Exercise description |
Say how many lines of the listing below contain "Wokół", giving the number and nothing else.

▼

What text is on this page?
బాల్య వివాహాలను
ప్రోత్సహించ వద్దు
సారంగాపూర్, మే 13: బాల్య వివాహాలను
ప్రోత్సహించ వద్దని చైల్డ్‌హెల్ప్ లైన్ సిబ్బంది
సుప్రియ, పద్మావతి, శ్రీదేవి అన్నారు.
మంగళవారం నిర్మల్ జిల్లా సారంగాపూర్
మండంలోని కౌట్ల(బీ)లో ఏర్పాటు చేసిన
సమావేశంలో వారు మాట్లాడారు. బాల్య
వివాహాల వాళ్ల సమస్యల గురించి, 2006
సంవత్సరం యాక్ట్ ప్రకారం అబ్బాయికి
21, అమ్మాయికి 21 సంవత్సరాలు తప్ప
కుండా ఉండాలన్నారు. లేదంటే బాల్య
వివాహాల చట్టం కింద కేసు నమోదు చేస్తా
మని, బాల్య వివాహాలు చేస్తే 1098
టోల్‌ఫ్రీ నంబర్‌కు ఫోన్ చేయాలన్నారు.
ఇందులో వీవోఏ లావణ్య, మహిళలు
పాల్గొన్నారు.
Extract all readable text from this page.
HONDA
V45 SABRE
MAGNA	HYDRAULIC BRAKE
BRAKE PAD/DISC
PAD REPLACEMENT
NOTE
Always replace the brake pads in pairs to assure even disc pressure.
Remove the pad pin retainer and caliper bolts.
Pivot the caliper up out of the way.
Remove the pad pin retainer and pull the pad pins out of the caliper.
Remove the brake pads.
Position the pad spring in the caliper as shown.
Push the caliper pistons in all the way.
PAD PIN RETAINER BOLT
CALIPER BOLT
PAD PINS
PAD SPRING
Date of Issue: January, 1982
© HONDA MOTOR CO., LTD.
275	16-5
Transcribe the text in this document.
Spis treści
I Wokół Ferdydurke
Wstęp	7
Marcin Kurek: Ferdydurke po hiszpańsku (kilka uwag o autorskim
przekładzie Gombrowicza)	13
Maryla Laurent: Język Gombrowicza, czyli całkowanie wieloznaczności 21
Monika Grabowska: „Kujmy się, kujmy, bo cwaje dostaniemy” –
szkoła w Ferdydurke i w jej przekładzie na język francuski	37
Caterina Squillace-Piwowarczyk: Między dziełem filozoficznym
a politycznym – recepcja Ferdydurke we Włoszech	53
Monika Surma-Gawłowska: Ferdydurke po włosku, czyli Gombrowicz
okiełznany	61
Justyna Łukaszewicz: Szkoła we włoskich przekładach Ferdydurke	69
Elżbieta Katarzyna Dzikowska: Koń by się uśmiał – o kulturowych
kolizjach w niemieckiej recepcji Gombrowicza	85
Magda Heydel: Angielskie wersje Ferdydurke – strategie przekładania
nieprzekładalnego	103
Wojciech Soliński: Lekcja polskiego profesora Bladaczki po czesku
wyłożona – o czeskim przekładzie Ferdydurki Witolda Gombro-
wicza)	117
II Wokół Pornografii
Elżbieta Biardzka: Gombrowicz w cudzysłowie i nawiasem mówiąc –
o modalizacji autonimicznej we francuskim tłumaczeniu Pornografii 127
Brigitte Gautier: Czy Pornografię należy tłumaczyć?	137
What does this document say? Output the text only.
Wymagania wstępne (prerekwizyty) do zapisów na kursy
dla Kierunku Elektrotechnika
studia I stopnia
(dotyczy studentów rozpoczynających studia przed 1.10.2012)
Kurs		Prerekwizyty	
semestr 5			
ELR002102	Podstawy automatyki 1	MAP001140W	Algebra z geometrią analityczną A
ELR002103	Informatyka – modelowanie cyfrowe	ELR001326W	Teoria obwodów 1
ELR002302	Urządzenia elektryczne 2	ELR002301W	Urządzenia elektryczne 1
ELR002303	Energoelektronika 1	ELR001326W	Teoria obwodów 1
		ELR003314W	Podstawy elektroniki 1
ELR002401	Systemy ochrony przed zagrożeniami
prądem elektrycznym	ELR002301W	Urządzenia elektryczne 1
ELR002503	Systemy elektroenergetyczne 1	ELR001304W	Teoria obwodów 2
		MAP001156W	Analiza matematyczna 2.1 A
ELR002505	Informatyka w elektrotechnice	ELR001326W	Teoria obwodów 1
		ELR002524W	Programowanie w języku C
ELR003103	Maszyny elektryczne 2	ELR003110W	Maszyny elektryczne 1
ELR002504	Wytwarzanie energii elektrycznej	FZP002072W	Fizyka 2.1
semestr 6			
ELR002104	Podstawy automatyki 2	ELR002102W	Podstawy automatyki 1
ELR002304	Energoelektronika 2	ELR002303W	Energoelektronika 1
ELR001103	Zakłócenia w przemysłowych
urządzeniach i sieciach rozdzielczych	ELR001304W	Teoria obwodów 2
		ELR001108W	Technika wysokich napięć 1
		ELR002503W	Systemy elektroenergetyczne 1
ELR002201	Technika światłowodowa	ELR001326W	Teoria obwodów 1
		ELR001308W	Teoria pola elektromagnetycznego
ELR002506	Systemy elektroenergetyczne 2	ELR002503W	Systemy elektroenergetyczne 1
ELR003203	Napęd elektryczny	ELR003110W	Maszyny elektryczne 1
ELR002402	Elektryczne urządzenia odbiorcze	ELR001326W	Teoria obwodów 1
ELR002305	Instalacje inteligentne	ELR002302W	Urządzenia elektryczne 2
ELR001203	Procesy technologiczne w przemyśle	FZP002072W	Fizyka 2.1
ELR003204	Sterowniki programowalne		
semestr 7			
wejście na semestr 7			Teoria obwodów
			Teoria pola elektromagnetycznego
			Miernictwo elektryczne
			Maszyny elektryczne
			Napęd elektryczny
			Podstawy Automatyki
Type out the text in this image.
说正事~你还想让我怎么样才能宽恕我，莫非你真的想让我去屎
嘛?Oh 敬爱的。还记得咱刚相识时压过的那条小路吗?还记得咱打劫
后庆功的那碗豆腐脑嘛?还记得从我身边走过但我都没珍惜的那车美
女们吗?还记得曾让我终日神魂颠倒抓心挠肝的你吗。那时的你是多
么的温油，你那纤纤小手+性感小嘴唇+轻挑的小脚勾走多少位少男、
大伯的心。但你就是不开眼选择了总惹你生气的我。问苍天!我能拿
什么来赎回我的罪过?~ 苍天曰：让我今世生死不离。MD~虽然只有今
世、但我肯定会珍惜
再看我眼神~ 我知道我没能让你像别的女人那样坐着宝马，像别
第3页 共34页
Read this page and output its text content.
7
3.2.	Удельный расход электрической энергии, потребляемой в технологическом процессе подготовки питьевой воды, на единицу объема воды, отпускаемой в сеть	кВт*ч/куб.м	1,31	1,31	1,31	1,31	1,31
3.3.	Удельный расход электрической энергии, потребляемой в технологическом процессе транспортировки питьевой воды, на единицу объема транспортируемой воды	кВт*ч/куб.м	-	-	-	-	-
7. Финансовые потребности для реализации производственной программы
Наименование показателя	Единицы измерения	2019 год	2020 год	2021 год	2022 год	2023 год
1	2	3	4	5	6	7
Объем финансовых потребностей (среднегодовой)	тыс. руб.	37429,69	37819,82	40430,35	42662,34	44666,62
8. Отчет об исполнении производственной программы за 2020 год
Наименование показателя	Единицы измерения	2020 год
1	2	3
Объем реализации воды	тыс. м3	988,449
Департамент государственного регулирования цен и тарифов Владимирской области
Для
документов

▲

Exercise response |
2